• _EXERCISE REQUIREMENTS_
A line counts if it contains the string "SURGO"; say how many such lines there are, giving only the number.

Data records
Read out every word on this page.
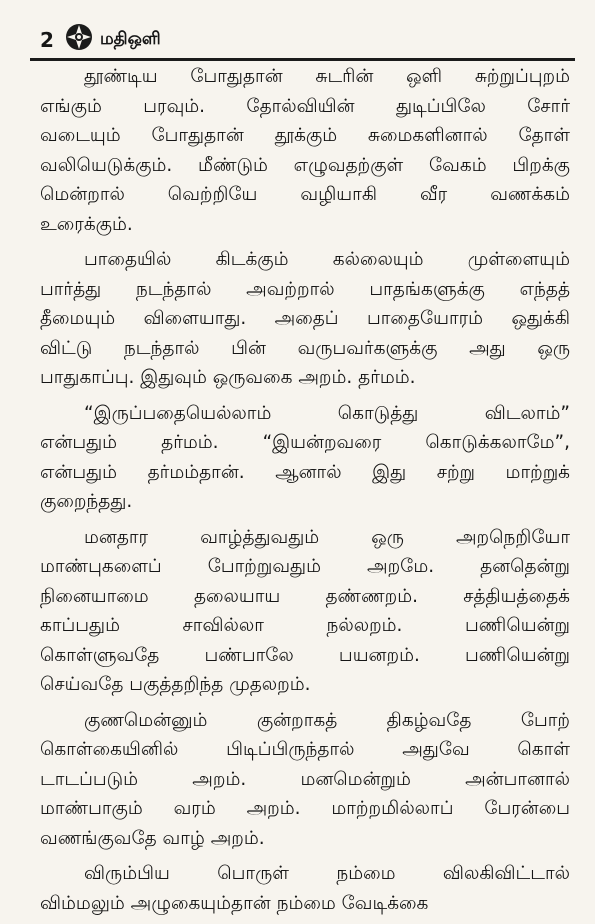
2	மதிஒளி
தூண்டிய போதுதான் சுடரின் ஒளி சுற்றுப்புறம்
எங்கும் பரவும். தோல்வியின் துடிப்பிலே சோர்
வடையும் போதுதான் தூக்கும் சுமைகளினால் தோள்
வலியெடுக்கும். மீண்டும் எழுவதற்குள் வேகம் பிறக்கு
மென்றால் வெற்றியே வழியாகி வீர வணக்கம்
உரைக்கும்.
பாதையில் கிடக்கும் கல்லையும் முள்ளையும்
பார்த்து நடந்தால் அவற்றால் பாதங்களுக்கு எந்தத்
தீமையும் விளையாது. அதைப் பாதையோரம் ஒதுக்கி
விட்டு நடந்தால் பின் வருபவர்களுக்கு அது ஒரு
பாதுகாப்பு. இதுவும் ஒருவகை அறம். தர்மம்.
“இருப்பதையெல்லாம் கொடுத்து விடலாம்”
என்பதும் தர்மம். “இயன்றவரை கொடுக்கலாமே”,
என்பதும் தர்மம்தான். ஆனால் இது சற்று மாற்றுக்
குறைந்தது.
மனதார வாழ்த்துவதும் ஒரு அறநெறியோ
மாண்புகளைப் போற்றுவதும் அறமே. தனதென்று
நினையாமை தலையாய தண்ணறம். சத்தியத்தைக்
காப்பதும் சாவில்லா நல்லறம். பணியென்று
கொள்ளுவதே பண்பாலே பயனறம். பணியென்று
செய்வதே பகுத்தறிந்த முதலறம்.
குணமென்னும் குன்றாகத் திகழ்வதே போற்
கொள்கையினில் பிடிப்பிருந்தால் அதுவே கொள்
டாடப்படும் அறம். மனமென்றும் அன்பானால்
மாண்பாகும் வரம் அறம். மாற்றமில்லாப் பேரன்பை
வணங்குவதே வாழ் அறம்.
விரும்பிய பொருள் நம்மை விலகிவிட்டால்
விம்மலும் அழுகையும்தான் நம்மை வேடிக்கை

* * *

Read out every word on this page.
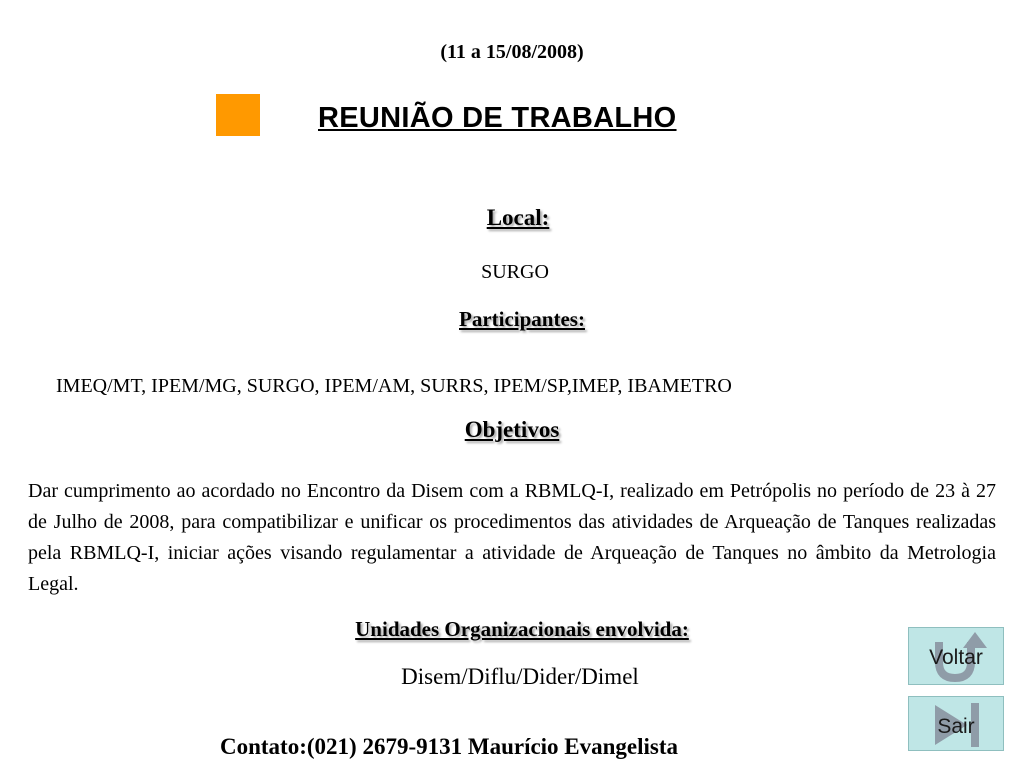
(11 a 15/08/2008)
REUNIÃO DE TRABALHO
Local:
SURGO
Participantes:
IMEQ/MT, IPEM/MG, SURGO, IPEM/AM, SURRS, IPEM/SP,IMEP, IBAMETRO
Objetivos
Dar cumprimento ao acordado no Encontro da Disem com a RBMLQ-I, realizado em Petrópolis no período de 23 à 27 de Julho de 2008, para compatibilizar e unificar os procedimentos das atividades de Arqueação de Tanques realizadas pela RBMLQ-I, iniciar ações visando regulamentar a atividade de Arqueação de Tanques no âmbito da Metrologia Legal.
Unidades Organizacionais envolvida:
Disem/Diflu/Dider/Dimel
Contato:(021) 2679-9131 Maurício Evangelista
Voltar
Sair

• _ANSWER TO THIS TASK_
2